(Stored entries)
* * * *

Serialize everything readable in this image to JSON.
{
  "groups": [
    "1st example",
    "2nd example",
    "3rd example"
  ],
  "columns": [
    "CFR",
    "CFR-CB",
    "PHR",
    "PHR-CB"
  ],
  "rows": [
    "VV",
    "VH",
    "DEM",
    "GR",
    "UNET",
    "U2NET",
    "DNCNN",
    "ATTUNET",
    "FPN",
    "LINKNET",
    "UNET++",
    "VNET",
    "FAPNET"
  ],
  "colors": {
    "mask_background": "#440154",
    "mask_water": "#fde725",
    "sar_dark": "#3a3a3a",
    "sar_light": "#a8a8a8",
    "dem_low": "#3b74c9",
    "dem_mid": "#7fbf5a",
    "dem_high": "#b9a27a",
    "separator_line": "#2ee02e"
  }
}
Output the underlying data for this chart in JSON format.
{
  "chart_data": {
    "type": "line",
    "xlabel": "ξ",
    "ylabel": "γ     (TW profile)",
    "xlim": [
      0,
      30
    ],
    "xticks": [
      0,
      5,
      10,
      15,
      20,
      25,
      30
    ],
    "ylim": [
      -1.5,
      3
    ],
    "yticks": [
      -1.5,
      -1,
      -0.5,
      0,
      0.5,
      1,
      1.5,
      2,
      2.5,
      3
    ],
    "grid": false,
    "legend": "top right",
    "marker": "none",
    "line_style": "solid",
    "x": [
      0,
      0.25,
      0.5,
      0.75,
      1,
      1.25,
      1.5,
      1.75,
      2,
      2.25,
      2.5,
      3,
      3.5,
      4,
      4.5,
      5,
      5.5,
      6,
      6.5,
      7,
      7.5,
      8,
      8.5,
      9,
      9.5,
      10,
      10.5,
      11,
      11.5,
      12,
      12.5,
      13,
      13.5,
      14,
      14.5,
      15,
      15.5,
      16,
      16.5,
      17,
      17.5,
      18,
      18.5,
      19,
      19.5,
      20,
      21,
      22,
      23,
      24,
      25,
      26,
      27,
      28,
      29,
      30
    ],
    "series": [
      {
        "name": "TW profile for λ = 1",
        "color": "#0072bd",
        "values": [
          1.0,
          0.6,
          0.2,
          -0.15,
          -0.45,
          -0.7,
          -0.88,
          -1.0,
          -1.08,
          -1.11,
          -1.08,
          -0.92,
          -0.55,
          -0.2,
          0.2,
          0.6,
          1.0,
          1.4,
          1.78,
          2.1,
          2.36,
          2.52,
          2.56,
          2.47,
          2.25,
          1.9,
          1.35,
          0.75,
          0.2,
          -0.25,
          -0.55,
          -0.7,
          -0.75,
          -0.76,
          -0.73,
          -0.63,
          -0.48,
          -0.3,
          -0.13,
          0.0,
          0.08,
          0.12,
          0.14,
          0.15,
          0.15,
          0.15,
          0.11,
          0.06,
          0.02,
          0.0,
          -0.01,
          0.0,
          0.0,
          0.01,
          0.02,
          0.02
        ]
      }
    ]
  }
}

* * * *

Problem to work on
Using the entries above, find all lines with "this". Copy them.

Correct answer
Serialize everything readable in this image to JSON.
Output the underlying data for this chart in JSON format.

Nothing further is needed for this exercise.